• [Exercise] Strip the pictures and reproduce the rest of the listing exactly.

• [Supplied material]
......

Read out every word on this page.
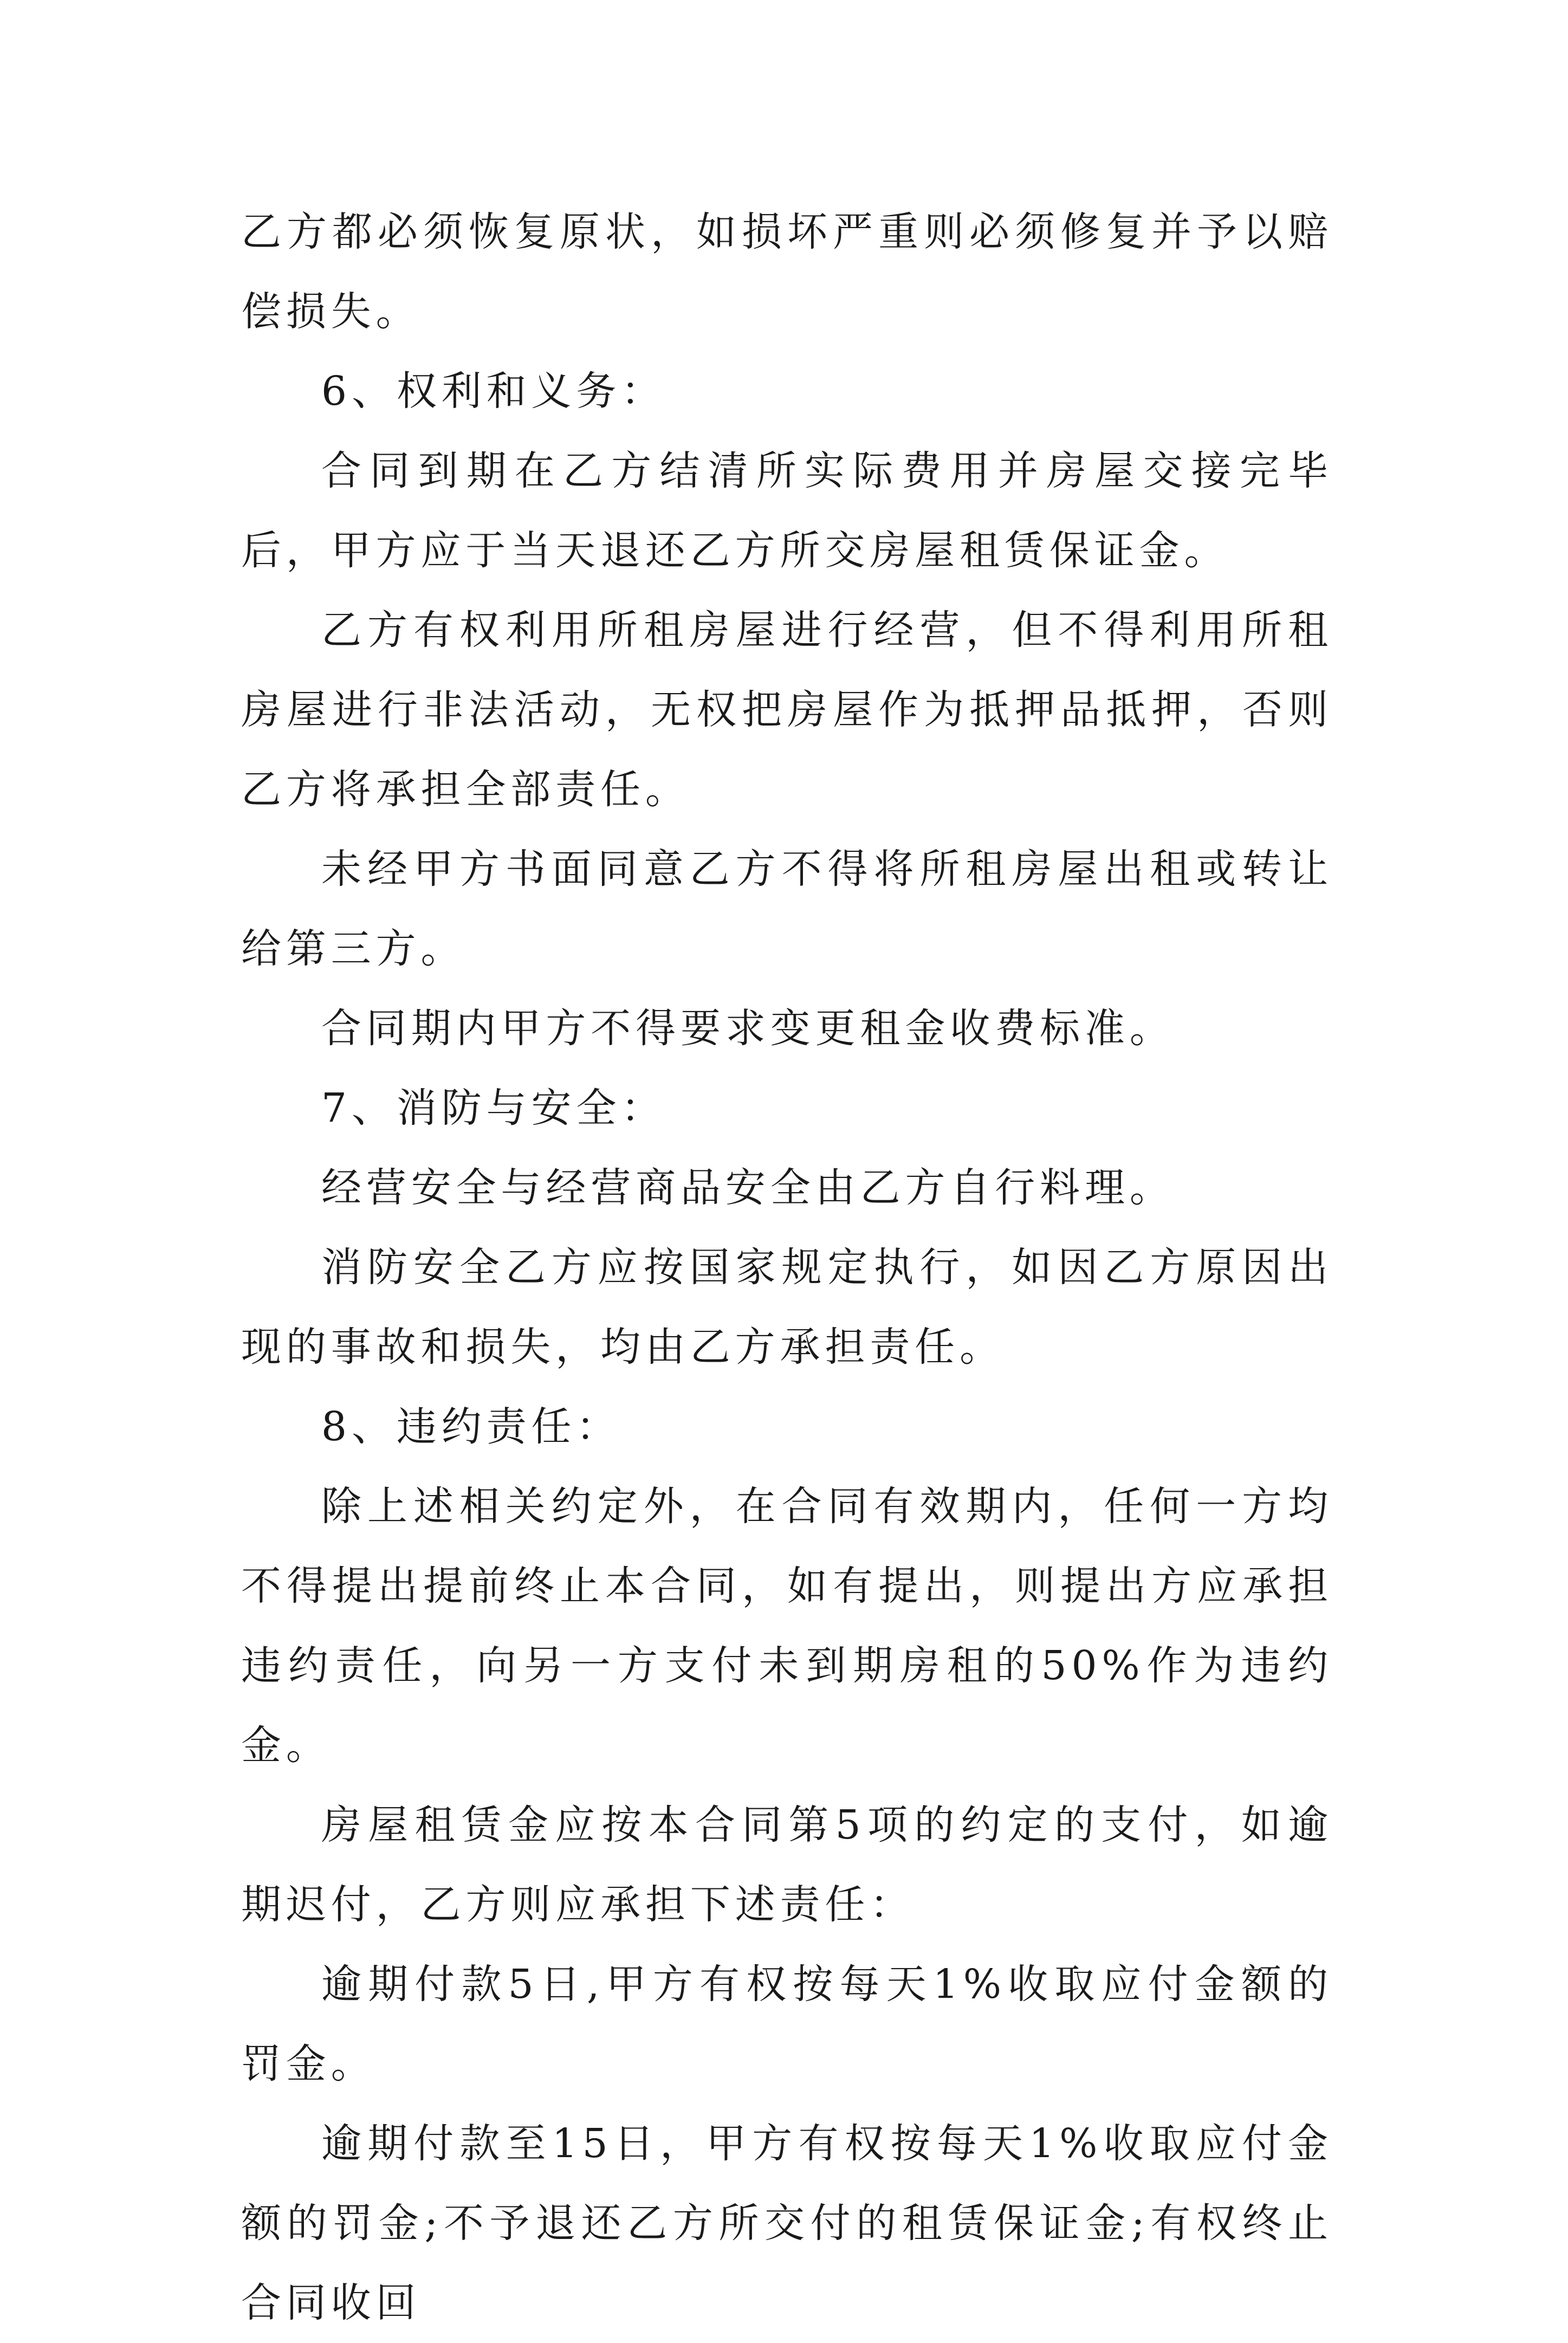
乙方都必须恢复原状，如损坏严重则必须修复并予以赔偿损失。

6、权利和义务：

合同到期在乙方结清所实际费用并房屋交接完毕后，甲方应于当天退还乙方所交房屋租赁保证金。

乙方有权利用所租房屋进行经营，但不得利用所租房屋进行非法活动，无权把房屋作为抵押品抵押，否则乙方将承担全部责任。

未经甲方书面同意乙方不得将所租房屋出租或转让给第三方。

合同期内甲方不得要求变更租金收费标准。

7、消防与安全：

经营安全与经营商品安全由乙方自行料理。

消防安全乙方应按国家规定执行，如因乙方原因出现的事故和损失，均由乙方承担责任。

8、违约责任：

除上述相关约定外，在合同有效期内，任何一方均不得提出提前终止本合同，如有提出，则提出方应承担违约责任，向另一方支付未到期房租的50%作为违约金。

房屋租赁金应按本合同第5项的约定的支付，如逾期迟付，乙方则应承担下述责任：

逾期付款5日,甲方有权按每天1%收取应付金额的罚金。

逾期付款至15日，甲方有权按每天1%收取应付金额的罚金;不予退还乙方所交付的租赁保证金;有权终止合同收回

......

• [The reply]
Read out every word on this page.
乙方都必须恢复原状，如损坏严重则必须修复并予以赔偿损失。

6、权利和义务：

合同到期在乙方结清所实际费用并房屋交接完毕后，甲方应于当天退还乙方所交房屋租赁保证金。

乙方有权利用所租房屋进行经营，但不得利用所租房屋进行非法活动，无权把房屋作为抵押品抵押，否则乙方将承担全部责任。

未经甲方书面同意乙方不得将所租房屋出租或转让给第三方。

合同期内甲方不得要求变更租金收费标准。

7、消防与安全：

经营安全与经营商品安全由乙方自行料理。

消防安全乙方应按国家规定执行，如因乙方原因出现的事故和损失，均由乙方承担责任。

8、违约责任：

除上述相关约定外，在合同有效期内，任何一方均不得提出提前终止本合同，如有提出，则提出方应承担违约责任，向另一方支付未到期房租的50%作为违约金。

房屋租赁金应按本合同第5项的约定的支付，如逾期迟付，乙方则应承担下述责任：

逾期付款5日,甲方有权按每天1%收取应付金额的罚金。

逾期付款至15日，甲方有权按每天1%收取应付金额的罚金;不予退还乙方所交付的租赁保证金;有权终止合同收回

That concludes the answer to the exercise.